> **Short task**: Wherever the word "RemoteFullPath" shows up in a line, please copy that line.

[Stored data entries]

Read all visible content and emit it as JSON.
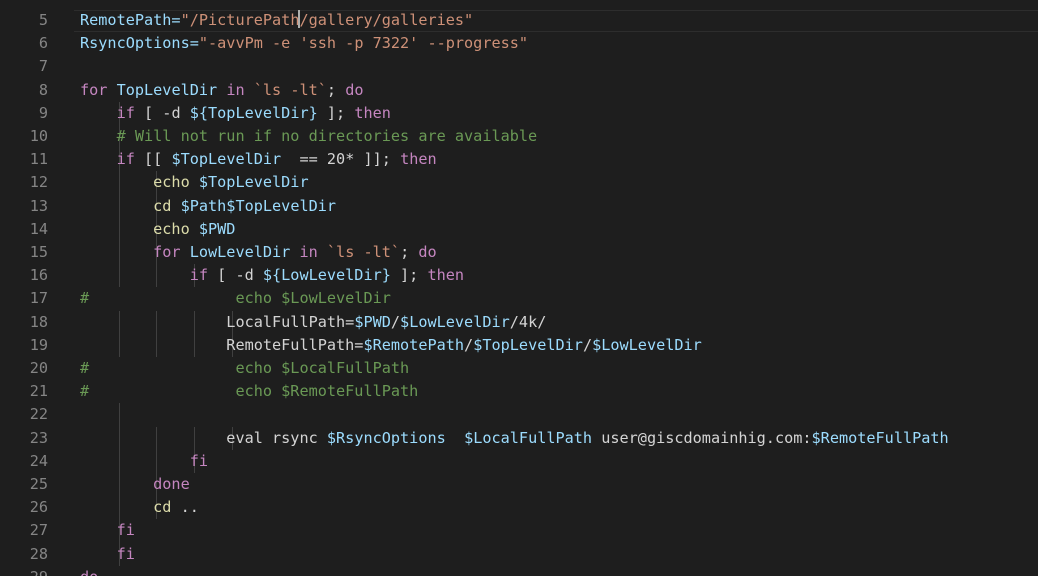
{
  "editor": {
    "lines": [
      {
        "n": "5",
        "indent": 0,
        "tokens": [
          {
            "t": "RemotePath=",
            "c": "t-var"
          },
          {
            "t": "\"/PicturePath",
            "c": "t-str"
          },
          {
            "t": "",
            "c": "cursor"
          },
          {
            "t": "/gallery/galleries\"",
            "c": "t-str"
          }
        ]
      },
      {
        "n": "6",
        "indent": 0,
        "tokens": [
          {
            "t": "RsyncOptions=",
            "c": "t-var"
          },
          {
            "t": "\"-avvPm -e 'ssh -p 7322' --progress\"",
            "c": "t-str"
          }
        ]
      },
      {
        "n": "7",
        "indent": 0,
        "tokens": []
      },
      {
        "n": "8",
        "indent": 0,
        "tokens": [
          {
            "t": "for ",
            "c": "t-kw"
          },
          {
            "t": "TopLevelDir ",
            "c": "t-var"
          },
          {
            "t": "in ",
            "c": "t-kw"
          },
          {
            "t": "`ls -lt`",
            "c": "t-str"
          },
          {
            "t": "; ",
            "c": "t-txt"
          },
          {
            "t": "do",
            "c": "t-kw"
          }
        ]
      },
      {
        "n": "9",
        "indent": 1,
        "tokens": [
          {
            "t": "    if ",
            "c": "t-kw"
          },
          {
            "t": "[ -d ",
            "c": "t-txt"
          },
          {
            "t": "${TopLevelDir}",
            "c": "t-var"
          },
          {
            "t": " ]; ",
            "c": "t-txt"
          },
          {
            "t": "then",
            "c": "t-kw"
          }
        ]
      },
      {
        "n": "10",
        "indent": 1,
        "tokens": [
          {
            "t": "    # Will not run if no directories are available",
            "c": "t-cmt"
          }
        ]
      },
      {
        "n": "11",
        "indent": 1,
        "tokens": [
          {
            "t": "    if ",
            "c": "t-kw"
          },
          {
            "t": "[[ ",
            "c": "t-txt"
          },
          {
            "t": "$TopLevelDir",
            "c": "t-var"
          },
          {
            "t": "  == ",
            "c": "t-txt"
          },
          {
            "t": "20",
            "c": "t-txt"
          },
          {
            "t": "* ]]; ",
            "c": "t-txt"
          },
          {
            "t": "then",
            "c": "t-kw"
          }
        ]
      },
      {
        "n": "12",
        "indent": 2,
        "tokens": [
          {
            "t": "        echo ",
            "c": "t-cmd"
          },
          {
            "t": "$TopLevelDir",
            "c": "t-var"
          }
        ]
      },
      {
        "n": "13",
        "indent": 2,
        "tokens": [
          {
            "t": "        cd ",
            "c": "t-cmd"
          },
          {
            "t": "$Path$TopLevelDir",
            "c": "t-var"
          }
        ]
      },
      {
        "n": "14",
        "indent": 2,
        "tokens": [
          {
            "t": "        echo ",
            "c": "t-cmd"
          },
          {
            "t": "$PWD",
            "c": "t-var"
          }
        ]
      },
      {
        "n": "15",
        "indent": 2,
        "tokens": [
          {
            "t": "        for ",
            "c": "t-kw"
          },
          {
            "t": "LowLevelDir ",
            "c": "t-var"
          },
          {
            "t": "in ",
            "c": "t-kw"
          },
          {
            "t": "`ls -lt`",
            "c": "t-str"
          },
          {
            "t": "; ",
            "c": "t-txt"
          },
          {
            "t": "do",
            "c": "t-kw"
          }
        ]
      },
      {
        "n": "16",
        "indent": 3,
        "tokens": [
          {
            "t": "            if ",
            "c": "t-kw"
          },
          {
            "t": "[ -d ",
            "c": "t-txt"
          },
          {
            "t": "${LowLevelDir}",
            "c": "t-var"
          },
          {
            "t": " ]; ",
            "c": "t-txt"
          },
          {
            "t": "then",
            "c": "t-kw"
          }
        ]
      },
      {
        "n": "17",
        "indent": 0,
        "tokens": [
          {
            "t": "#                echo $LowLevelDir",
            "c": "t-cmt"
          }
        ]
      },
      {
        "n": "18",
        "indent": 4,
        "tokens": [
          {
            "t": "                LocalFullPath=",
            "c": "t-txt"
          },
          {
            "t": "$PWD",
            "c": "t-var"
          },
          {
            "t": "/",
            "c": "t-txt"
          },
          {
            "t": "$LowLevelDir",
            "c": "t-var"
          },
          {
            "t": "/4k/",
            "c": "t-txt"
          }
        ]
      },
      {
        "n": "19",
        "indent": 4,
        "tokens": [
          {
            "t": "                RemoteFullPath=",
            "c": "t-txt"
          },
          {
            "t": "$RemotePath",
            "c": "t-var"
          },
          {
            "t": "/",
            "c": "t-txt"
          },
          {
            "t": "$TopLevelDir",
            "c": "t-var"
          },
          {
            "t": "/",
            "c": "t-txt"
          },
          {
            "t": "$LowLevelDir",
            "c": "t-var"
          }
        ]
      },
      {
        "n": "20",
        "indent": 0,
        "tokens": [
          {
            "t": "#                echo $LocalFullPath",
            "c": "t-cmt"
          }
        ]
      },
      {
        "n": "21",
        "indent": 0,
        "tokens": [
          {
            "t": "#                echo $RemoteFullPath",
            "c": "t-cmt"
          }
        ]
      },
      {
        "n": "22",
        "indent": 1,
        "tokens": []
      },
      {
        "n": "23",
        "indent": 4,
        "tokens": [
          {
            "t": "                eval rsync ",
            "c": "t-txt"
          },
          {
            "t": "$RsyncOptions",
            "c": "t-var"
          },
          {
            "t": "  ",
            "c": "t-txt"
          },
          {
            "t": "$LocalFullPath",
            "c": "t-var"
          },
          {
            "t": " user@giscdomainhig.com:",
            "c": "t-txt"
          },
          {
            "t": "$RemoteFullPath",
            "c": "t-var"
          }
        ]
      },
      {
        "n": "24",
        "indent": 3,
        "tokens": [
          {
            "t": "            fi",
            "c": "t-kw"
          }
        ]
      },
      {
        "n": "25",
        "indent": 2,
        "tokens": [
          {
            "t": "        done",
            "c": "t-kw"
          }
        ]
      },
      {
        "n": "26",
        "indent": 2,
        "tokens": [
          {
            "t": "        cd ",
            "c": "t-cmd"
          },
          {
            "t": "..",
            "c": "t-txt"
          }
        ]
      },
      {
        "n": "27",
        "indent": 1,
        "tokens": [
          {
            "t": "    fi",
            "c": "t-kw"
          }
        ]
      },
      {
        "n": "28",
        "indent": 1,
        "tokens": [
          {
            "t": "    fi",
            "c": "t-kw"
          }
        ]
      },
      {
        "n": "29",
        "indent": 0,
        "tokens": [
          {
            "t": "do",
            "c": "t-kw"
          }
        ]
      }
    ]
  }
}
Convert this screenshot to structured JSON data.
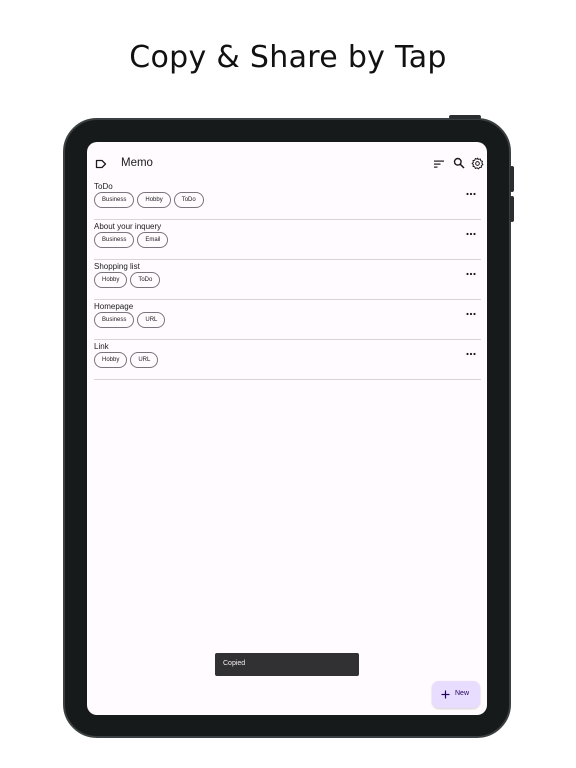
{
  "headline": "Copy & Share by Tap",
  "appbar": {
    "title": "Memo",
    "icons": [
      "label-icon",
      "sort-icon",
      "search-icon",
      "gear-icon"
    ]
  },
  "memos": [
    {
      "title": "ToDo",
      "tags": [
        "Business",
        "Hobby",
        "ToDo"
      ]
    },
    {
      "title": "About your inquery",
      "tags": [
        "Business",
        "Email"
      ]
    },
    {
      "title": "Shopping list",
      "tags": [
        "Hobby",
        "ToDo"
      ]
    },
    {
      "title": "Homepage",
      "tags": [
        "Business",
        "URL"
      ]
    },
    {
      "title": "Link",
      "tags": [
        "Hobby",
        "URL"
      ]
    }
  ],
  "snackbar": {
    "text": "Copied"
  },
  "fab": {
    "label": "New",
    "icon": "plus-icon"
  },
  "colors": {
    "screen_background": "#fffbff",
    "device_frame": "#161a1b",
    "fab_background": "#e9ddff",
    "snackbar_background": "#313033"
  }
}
---
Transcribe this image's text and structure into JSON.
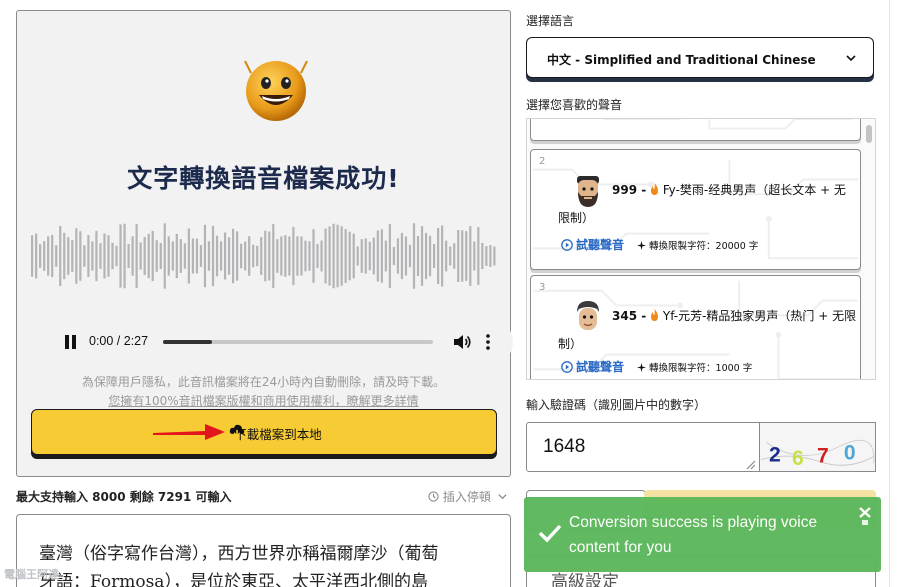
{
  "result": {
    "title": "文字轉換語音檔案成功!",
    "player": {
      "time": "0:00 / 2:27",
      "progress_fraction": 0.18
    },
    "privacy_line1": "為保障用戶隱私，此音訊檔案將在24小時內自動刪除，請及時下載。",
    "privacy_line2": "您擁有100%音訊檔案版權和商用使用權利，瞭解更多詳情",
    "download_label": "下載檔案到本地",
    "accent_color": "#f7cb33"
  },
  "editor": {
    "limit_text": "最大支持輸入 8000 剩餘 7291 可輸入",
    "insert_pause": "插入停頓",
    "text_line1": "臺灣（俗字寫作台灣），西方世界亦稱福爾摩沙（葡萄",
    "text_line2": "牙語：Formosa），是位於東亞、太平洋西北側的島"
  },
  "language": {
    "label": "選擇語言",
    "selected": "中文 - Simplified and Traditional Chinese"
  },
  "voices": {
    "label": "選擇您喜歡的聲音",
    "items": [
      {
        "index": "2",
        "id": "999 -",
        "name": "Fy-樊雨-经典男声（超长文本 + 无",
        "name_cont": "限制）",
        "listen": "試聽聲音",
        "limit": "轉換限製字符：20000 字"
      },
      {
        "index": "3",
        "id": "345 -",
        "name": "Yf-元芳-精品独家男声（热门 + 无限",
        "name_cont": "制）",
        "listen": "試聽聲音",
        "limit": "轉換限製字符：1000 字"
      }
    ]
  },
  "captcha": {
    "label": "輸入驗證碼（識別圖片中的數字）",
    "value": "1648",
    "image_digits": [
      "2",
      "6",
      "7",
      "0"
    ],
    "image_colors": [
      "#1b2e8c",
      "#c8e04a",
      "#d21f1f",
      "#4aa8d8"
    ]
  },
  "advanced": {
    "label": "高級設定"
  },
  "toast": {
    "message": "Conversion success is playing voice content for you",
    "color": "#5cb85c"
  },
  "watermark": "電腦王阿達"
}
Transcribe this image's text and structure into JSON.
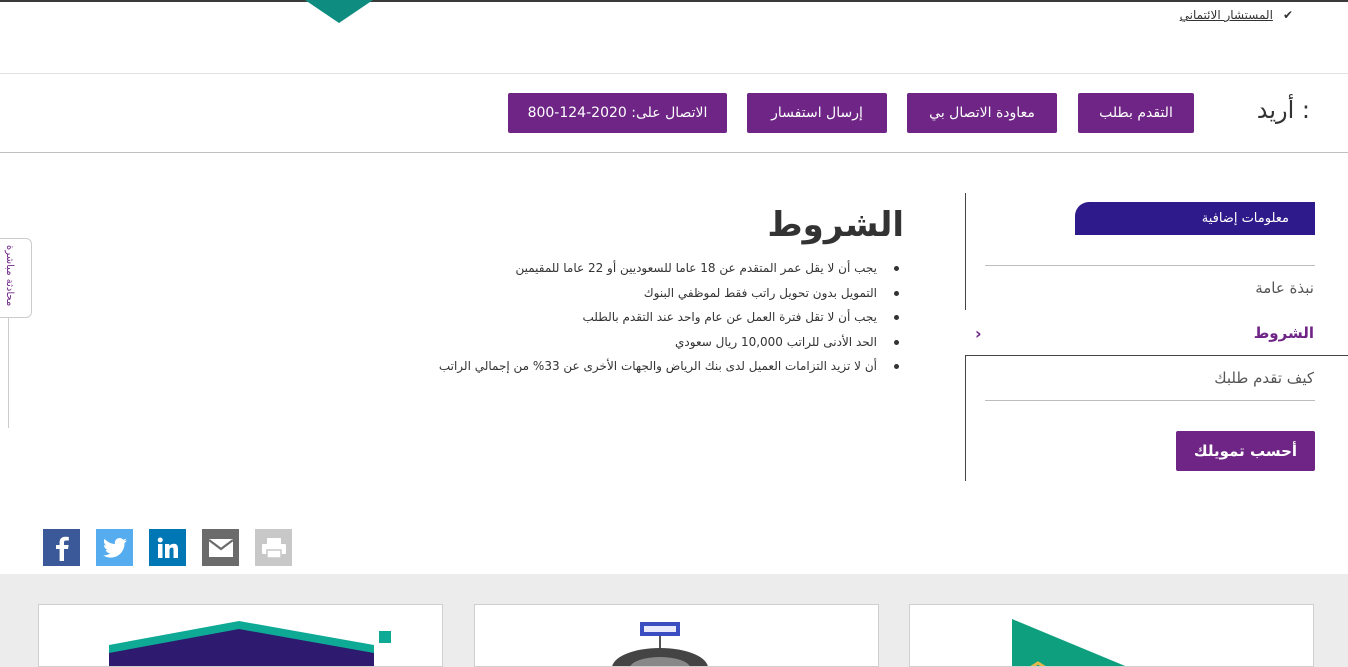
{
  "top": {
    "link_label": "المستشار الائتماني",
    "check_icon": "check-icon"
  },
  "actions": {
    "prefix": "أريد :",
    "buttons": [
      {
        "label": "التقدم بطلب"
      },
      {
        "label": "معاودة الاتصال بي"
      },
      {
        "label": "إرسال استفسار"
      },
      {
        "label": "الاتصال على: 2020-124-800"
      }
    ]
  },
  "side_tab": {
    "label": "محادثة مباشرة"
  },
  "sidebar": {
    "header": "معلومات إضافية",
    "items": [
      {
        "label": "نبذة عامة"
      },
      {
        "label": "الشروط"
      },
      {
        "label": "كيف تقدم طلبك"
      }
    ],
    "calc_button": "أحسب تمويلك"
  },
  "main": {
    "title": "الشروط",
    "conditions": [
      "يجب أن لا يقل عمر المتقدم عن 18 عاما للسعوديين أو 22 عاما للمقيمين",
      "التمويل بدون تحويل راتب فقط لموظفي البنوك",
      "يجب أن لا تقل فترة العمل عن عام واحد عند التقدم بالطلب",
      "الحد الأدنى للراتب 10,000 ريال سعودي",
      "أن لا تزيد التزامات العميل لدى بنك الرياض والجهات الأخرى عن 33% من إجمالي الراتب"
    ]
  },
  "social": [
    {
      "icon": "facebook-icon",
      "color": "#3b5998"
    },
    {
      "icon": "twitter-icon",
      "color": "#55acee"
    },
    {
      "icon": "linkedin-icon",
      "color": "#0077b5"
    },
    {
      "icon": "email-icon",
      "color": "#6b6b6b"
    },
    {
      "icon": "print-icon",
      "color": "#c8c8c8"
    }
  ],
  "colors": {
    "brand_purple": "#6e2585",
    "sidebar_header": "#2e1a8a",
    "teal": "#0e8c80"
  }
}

> **Task response**:
            "t": "                RemoteFullPath=",
            "t": "#                echo $RemoteFullPath",
            "t": "$RemoteFullPath",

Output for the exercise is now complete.